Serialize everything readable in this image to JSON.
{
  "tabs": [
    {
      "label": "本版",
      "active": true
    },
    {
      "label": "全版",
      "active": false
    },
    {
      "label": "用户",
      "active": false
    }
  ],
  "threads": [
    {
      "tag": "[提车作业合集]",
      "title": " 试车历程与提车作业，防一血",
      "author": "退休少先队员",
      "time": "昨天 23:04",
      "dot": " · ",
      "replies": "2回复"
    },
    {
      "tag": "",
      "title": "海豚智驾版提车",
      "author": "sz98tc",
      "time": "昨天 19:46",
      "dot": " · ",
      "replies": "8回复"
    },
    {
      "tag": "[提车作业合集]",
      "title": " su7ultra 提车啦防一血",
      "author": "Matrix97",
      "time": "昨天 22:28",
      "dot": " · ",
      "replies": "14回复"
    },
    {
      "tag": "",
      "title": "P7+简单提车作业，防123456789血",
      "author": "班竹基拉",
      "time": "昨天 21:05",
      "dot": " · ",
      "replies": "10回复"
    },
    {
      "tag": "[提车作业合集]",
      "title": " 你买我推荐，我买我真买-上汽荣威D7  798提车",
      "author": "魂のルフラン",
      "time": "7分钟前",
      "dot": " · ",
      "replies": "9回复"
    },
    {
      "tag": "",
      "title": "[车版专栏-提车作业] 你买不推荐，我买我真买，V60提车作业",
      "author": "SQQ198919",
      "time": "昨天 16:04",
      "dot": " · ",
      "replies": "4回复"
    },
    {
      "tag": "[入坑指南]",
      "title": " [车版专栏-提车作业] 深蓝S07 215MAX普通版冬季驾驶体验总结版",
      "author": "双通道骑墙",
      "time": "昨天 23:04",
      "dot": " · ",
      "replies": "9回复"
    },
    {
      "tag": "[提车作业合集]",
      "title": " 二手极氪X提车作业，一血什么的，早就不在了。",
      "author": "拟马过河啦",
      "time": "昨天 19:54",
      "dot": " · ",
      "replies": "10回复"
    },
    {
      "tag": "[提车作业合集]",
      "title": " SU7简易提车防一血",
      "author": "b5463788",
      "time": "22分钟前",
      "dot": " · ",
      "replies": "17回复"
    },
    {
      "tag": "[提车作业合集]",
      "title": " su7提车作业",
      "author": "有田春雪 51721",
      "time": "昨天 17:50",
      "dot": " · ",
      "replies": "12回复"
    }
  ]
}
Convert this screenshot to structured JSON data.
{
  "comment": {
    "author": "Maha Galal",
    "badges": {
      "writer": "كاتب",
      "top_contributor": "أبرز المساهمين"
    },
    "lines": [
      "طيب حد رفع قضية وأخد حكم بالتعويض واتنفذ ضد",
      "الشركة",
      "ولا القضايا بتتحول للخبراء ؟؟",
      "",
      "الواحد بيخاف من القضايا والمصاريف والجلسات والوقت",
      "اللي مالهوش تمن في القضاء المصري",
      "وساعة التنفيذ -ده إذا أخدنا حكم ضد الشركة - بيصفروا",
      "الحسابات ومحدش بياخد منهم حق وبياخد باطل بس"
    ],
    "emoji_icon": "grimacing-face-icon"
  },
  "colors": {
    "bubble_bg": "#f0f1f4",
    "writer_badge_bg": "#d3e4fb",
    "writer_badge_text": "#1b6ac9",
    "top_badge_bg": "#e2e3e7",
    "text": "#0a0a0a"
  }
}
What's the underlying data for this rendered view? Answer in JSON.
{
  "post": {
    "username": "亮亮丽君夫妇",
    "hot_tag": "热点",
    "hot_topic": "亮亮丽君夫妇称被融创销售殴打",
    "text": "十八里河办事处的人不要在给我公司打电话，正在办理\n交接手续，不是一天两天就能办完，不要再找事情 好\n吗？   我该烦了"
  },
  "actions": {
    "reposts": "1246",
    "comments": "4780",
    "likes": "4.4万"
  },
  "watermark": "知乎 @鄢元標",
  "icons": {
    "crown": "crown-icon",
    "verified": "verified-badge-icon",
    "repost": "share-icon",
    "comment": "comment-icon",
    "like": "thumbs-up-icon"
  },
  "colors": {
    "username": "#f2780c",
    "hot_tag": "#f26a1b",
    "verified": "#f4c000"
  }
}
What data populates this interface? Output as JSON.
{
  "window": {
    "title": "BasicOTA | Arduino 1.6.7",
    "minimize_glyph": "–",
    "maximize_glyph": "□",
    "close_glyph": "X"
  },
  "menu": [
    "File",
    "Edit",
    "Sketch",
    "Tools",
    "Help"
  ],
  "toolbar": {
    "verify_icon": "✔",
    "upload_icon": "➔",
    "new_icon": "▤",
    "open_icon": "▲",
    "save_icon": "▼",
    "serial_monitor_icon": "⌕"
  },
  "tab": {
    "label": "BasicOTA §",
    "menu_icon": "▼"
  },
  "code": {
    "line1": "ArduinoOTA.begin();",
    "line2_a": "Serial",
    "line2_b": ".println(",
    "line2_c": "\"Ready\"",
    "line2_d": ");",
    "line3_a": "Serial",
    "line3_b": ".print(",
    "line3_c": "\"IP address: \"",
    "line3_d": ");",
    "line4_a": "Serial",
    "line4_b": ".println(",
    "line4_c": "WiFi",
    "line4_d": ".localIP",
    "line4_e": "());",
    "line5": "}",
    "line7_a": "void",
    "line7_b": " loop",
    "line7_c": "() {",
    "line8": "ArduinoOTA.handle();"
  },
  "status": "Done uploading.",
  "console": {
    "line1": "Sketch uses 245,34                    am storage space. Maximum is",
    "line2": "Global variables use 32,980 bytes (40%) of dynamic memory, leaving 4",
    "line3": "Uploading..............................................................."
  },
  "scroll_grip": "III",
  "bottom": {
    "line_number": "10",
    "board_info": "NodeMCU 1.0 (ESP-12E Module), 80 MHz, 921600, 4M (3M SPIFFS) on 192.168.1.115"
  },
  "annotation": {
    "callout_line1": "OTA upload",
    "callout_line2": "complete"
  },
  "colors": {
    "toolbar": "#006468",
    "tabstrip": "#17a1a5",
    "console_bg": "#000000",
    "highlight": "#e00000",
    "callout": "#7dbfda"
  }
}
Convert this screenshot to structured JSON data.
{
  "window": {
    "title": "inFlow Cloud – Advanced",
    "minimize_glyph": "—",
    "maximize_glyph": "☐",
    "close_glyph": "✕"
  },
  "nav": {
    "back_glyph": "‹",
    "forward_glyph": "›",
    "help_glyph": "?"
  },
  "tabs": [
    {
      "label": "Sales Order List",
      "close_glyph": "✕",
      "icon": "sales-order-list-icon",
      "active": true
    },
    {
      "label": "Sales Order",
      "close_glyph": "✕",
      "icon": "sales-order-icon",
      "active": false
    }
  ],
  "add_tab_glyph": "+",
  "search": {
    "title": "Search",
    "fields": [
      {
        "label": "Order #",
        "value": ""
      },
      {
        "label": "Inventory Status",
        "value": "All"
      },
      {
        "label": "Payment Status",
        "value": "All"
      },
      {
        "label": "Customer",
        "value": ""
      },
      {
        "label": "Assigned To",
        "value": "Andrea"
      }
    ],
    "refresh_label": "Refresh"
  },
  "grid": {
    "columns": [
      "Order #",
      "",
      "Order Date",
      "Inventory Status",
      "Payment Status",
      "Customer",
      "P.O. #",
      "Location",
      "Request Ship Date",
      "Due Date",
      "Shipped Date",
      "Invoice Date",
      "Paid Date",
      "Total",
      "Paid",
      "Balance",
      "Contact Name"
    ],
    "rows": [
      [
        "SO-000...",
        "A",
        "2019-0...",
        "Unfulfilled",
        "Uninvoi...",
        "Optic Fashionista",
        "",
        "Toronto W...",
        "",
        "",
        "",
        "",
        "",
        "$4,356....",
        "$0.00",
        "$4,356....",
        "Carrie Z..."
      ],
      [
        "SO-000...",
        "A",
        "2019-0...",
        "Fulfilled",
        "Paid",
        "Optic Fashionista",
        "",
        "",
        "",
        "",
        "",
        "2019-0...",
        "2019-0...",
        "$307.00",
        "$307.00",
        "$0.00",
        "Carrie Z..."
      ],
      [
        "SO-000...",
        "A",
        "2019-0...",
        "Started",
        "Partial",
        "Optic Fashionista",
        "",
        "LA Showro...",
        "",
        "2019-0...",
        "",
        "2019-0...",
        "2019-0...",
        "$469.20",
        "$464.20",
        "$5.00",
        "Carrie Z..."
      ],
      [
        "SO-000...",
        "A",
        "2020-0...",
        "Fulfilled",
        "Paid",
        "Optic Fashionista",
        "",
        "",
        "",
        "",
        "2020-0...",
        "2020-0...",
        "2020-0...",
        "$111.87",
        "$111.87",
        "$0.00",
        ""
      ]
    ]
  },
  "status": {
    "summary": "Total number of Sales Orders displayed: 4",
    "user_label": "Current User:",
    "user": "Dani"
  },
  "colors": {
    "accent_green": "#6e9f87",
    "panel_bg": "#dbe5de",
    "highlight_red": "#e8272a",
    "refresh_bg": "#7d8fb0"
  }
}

→ **WHAT YOU HAVE TO DO**: Scan the material line by line and report each one that contains "JSON".

→ **SOLUTION TO THIS EXERCISE**:
Serialize everything readable in this image to JSON.
Convert this screenshot to structured JSON data.
What's the underlying data for this rendered view? Answer in JSON.
What data populates this interface? Output as JSON.
Convert this screenshot to structured JSON data.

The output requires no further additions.